Goal of the exercise: Write out each line word for word. Drop pictures.

Stored records:
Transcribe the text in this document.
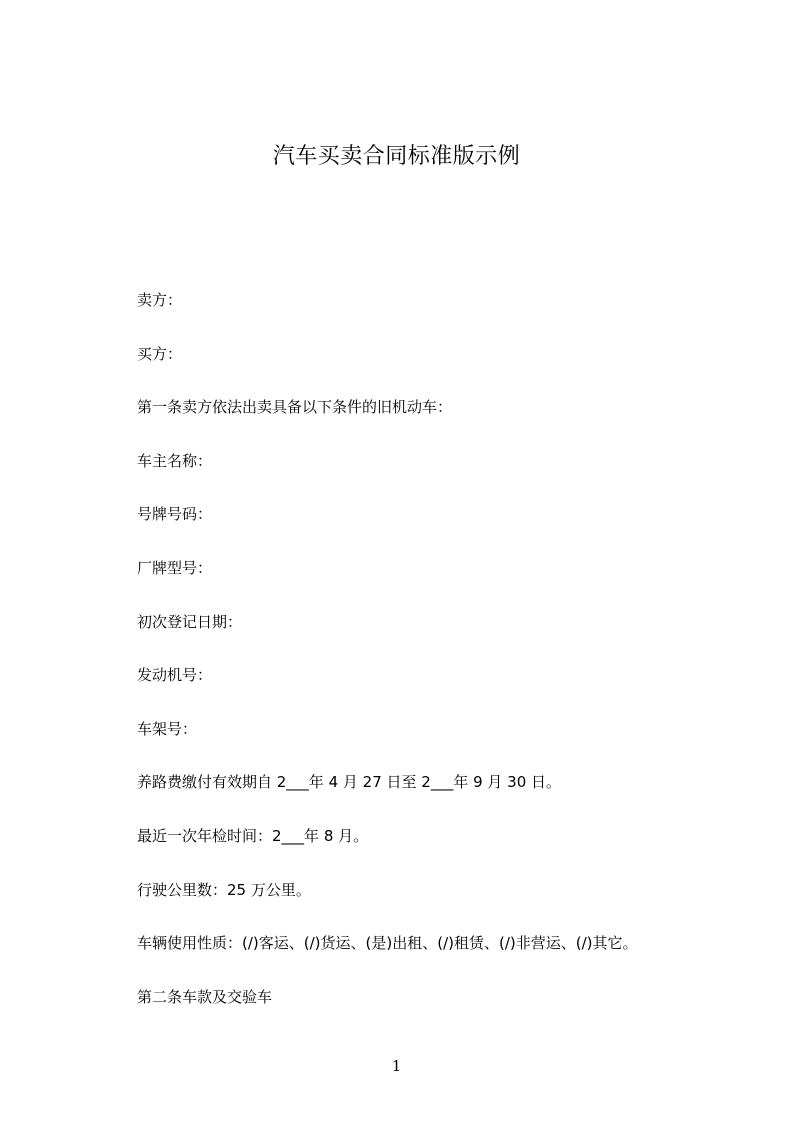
汽车买卖合同标准版示例
卖方：
买方：
第一条卖方依法出卖具备以下条件的旧机动车：
车主名称：
号牌号码：
厂牌型号：
初次登记日期：
发动机号：
车架号：
养路费缴付有效期自 2___年 4 月 27 日至 2___年 9 月 30 日。
最近一次年检时间：2___年 8 月。
行驶公里数：25 万公里。
车辆使用性质：(/)客运、(/)货运、(是)出租、(/)租赁、(/)非营运、(/)其它。
第二条车款及交验车
1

Result:
Transcribe the text in this document.
汽车买卖合同标准版示例
卖方：
买方：
第一条卖方依法出卖具备以下条件的旧机动车：
车主名称：
号牌号码：
厂牌型号：
初次登记日期：
发动机号：
车架号：
养路费缴付有效期自 2___年 4 月 27 日至 2___年 9 月 30 日。
最近一次年检时间：2___年 8 月。
行驶公里数：25 万公里。
车辆使用性质：(/)客运、(/)货运、(是)出租、(/)租赁、(/)非营运、(/)其它。
第二条车款及交验车
1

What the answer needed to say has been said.